Data entries:
***

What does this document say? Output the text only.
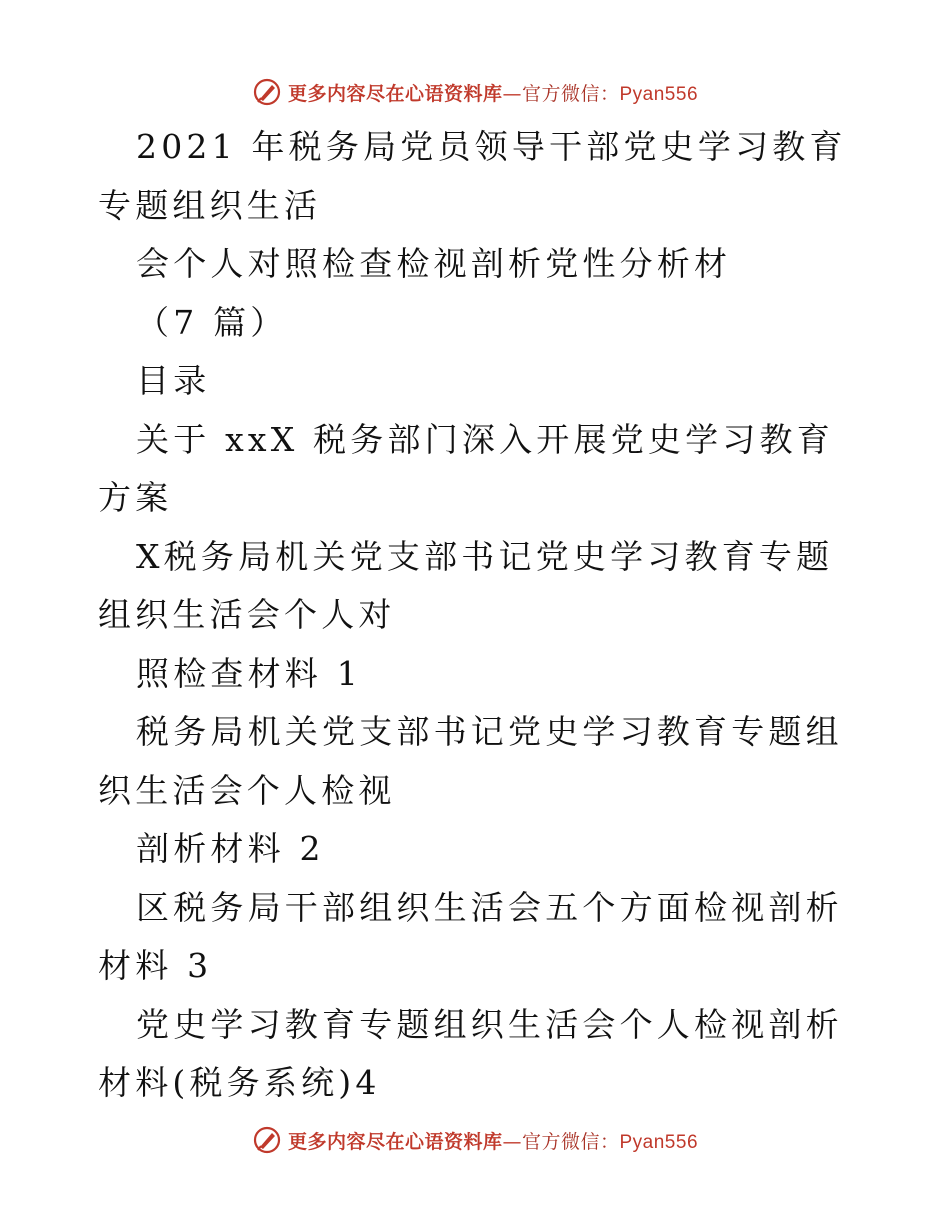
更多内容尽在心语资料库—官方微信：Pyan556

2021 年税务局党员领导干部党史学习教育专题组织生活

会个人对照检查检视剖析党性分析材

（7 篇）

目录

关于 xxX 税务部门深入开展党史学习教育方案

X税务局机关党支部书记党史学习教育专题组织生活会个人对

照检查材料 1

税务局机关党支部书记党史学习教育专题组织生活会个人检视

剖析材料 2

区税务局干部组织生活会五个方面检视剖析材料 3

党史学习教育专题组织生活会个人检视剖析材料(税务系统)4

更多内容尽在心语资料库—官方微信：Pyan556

***

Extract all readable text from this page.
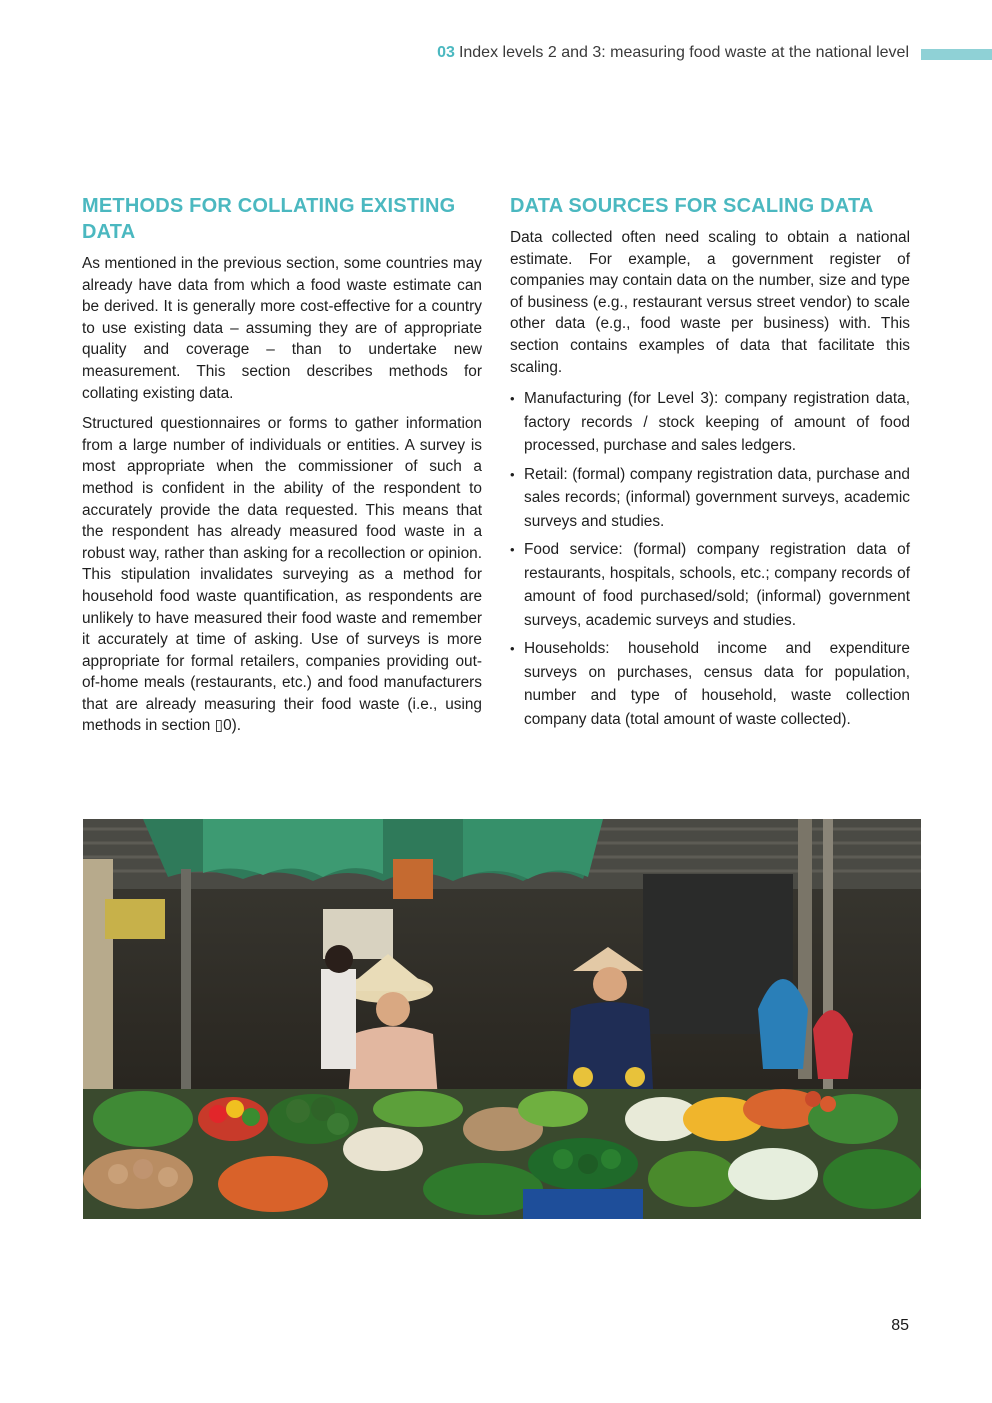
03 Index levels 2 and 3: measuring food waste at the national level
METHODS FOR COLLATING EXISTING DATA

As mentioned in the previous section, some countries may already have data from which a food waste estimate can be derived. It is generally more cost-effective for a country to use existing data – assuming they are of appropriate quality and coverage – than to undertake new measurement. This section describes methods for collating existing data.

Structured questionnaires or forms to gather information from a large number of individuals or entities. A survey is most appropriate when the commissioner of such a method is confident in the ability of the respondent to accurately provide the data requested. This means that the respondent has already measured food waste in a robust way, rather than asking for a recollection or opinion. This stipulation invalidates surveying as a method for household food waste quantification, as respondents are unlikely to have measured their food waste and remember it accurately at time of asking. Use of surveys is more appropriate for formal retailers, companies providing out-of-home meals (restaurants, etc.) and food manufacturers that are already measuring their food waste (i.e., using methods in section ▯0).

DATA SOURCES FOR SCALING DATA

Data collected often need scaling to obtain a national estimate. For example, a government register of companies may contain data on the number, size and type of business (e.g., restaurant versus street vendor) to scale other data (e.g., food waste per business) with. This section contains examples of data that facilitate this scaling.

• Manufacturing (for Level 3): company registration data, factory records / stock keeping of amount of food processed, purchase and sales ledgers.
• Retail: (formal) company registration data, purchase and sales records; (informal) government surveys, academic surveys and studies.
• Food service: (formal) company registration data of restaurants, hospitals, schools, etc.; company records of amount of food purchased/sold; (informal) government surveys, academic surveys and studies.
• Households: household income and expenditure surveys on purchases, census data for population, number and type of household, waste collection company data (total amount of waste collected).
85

***

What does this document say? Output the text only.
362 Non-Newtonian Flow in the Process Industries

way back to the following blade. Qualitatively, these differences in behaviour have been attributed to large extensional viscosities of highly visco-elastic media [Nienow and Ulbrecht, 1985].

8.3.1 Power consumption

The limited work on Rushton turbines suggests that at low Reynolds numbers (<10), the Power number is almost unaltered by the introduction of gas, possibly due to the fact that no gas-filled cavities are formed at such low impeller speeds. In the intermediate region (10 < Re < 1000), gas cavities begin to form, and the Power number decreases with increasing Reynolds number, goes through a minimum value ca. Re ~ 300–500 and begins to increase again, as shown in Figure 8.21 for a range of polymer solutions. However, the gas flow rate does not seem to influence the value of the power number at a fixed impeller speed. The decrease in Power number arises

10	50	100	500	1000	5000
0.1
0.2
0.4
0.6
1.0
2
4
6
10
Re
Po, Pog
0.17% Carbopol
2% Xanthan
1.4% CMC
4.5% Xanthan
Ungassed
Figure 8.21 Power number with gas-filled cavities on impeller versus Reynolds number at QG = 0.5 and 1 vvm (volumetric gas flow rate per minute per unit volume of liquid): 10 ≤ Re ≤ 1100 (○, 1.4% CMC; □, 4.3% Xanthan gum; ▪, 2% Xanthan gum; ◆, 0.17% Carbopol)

***

Each line above that includes "informal" should be shown.

• Retail: (formal) company registration data, purchase and sales records; (informal) government surveys, academic surveys and studies.
• Food service: (formal) company registration data of restaurants, hospitals, schools, etc.; company records of amount of food purchased/sold; (informal) government surveys, academic surveys and studies.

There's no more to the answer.